Collected data entries
※ ※ ※

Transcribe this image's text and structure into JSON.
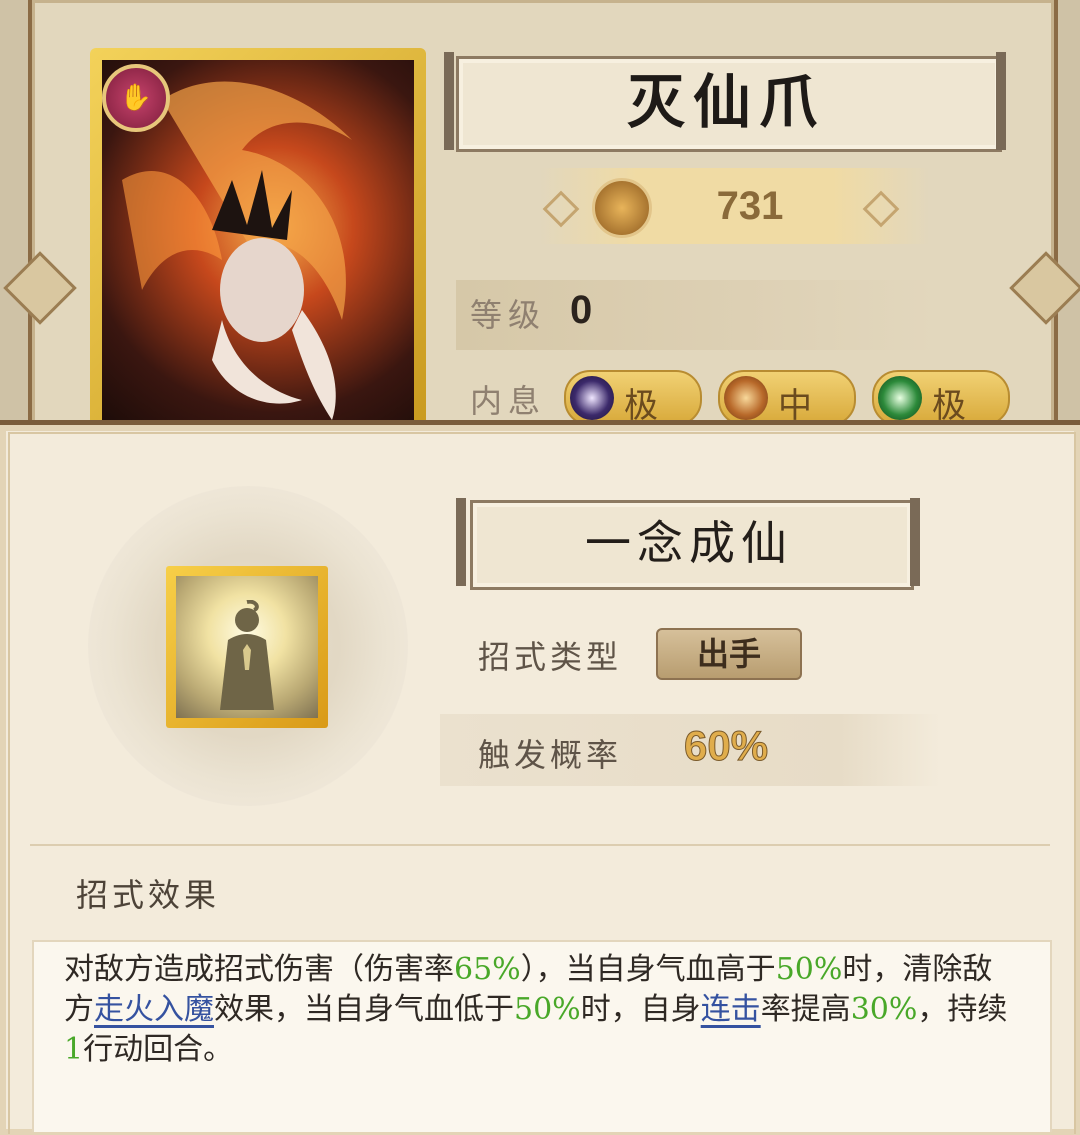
{
  "weapon": {
    "name": "灭仙爪",
    "score": "731",
    "level_label": "等级",
    "level_value": "0",
    "neixi_label": "内息",
    "neixi": [
      {
        "label": "极",
        "color": "#3c2a6b"
      },
      {
        "label": "中",
        "color": "#b8692a"
      },
      {
        "label": "极",
        "color": "#2c8a3a"
      }
    ]
  },
  "skill": {
    "name": "一念成仙",
    "type_label": "招式类型",
    "type_value": "出手",
    "prob_label": "触发概率",
    "prob_value": "60%",
    "effect_title": "招式效果",
    "desc": {
      "p1": "对敌方造成招式伤害（伤害率",
      "v1": "65%",
      "p2": "），当自身气血高于",
      "v2": "50%",
      "p3": "时，清除敌方",
      "link1": "走火入魔",
      "p4": "效果，当自身气血低于",
      "v3": "50%",
      "p5": "时，自身",
      "link2": "连击",
      "p6": "率提高",
      "v4": "30%",
      "p7": "，持续",
      "v5": "1",
      "p8": "行动回合。"
    }
  },
  "colors": {
    "highlight_green": "#49a829",
    "link_blue": "#3552a0",
    "gold": "#e0ad4c"
  }
}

※ ※ ※

*WRITTEN REQUEST*.
All records must be output exactly as they are, except for the pictures, which are left out.

*WRITTEN RESPONSE*.
Transcribe this image's text and structure into JSON.
{
  "weapon": {
    "name": "灭仙爪",
    "score": "731",
    "level_label": "等级",
    "level_value": "0",
    "neixi_label": "内息",
    "neixi": [
      {
        "label": "极",
        "color": "#3c2a6b"
      },
      {
        "label": "中",
        "color": "#b8692a"
      },
      {
        "label": "极",
        "color": "#2c8a3a"
      }
    ]
  },
  "skill": {
    "name": "一念成仙",
    "type_label": "招式类型",
    "type_value": "出手",
    "prob_label": "触发概率",
    "prob_value": "60%",
    "effect_title": "招式效果",
    "desc": {
      "p1": "对敌方造成招式伤害（伤害率",
      "v1": "65%",
      "p2": "），当自身气血高于",
      "v2": "50%",
      "p3": "时，清除敌方",
      "link1": "走火入魔",
      "p4": "效果，当自身气血低于",
      "v3": "50%",
      "p5": "时，自身",
      "link2": "连击",
      "p6": "率提高",
      "v4": "30%",
      "p7": "，持续",
      "v5": "1",
      "p8": "行动回合。"
    }
  },
  "colors": {
    "highlight_green": "#49a829",
    "link_blue": "#3552a0",
    "gold": "#e0ad4c"
  }
}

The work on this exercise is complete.